Recorded data:

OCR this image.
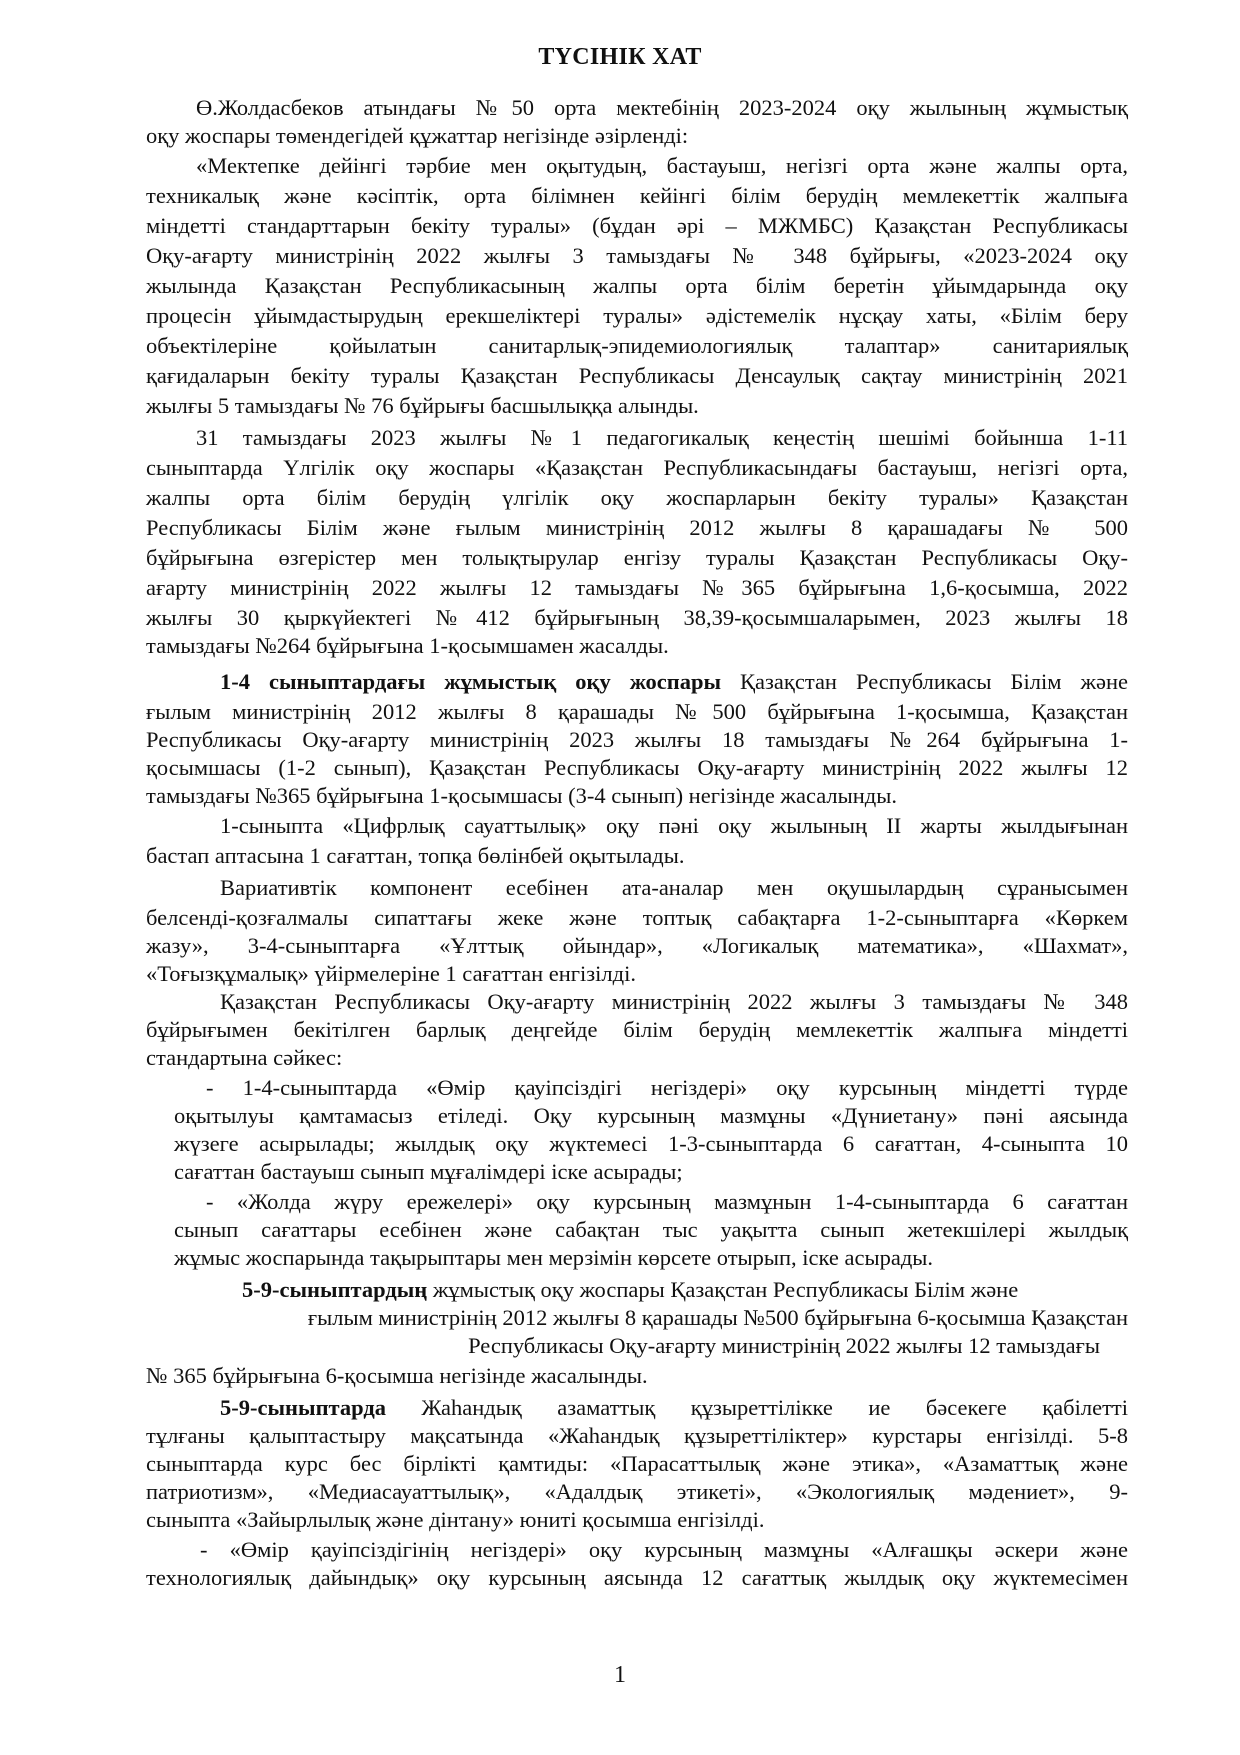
ТҮСІНІК ХАТ
Ө.Жолдасбеков атындағы №50 орта мектебінің 2023-2024 оқу жылының жұмыстық
оқу жоспары төмендегідей құжаттар негізінде әзірленді:
«Мектепке дейінгі тәрбие мен оқытудың, бастауыш, негізгі орта және жалпы орта,
техникалық және кәсіптік, орта білімнен кейінгі білім берудің мемлекеттік жалпыға
міндетті стандарттарын бекіту туралы» (бұдан әрі – МЖМБС) Қазақстан Республикасы
Оқу-ағарту министрінің 2022 жылғы 3 тамыздағы № 348 бұйрығы, «2023-2024 оқу
жылында Қазақстан Республикасының жалпы орта білім беретін ұйымдарында оқу
процесін ұйымдастырудың ерекшеліктері туралы» әдістемелік нұсқау хаты, «Білім беру
объектілеріне қойылатын санитарлық-эпидемиологиялық талаптар» санитариялық
қағидаларын бекіту туралы Қазақстан Республикасы Денсаулық сақтау министрінің 2021
жылғы 5 тамыздағы № 76 бұйрығы басшылыққа алынды.
31 тамыздағы 2023 жылғы №1 педагогикалық кеңестің шешімі бойынша 1-11
сыныптарда Үлгілік оқу жоспары «Қазақстан Республикасындағы бастауыш, негізгі орта,
жалпы орта білім берудің үлгілік оқу жоспарларын бекіту туралы» Қазақстан
Республикасы Білім және ғылым министрінің 2012 жылғы 8 қарашадағы № 500
бұйрығына өзгерістер мен толықтырулар енгізу туралы Қазақстан Республикасы Оқу-
ағарту министрінің 2022 жылғы 12 тамыздағы №365 бұйрығына 1,6-қосымша, 2022
жылғы 30 қыркүйектегі №412 бұйрығының 38,39-қосымшаларымен, 2023 жылғы 18
тамыздағы №264 бұйрығына 1-қосымшамен жасалды.
1-4 сыныптардағы жұмыстық оқу жоспары Қазақстан Республикасы Білім және
ғылым министрінің 2012 жылғы 8 қарашады №500 бұйрығына 1-қосымша, Қазақстан
Республикасы Оқу-ағарту министрінің 2023 жылғы 18 тамыздағы №264 бұйрығына 1-
қосымшасы (1-2 сынып), Қазақстан Республикасы Оқу-ағарту министрінің 2022 жылғы 12
тамыздағы №365 бұйрығына 1-қосымшасы (3-4 сынып) негізінде жасалынды.
1-сыныпта «Цифрлық сауаттылық» оқу пәні оқу жылының ІІ жарты жылдығынан
бастап аптасына 1 сағаттан, топқа бөлінбей оқытылады.
Вариативтік компонент есебінен ата-аналар мен оқушылардың сұранысымен
белсенді-қозғалмалы сипаттағы жеке және топтық сабақтарға 1-2-сыныптарға «Көркем
жазу», 3-4-сыныптарға «Ұлттық ойындар», «Логикалық математика», «Шахмат»,
«Тоғызқұмалық» үйірмелеріне 1 сағаттан енгізілді.
Қазақстан Республикасы Оқу-ағарту министрінің 2022 жылғы 3 тамыздағы № 348
бұйрығымен бекітілген барлық деңгейде білім берудің мемлекеттік жалпыға міндетті
стандартына сәйкес:
- 1-4-сыныптарда «Өмір қауіпсіздігі негіздері» оқу курсының міндетті түрде
оқытылуы қамтамасыз етіледі. Оқу курсының мазмұны «Дүниетану» пәні аясында
жүзеге асырылады; жылдық оқу жүктемесі 1-3-сыныптарда 6 сағаттан, 4-сыныпта 10
сағаттан бастауыш сынып мұғалімдері іске асырады;
- «Жолда жүру ережелері» оқу курсының мазмұнын 1-4-сыныптарда 6 сағаттан
сынып сағаттары есебінен және сабақтан тыс уақытта сынып жетекшілері жылдық
жұмыс жоспарында тақырыптары мен мерзімін көрсете отырып, іске асырады.
5-9-сыныптардың жұмыстық оқу жоспары Қазақстан Республикасы Білім және
ғылым министрінің 2012 жылғы 8 қарашады №500 бұйрығына 6-қосымша Қазақстан
Республикасы Оқу-ағарту министрінің 2022 жылғы 12 тамыздағы
№ 365 бұйрығына 6-қосымша негізінде жасалынды.
5-9-сыныптарда Жаһандық азаматтық құзыреттілікке ие бәсекеге қабілетті
тұлғаны қалыптастыру мақсатында «Жаһандық құзыреттіліктер» курстары енгізілді. 5-8
сыныптарда курс бес бірлікті қамтиды: «Парасаттылық және этика», «Азаматтық және
патриотизм», «Медиасауаттылық», «Адалдық этикеті», «Экологиялық мәдениет», 9-
сыныпта «Зайырлылық және дінтану» юниті қосымша енгізілді.
- «Өмір қауіпсіздігінің негіздері» оқу курсының мазмұны «Алғашқы әскери және
технологиялық дайындық» оқу курсының аясында 12 сағаттық жылдық оқу жүктемесімен
1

= Exercise objective =
From the entries above, copy every line that holds the word "ғылым".

= Written answer =
Республикасы Білім және ғылым министрінің 2012 жылғы 8 қарашадағы № 500
ғылым министрінің 2012 жылғы 8 қарашады №500 бұйрығына 1-қосымша, Қазақстан
ғылым министрінің 2012 жылғы 8 қарашады №500 бұйрығына 6-қосымша Қазақстан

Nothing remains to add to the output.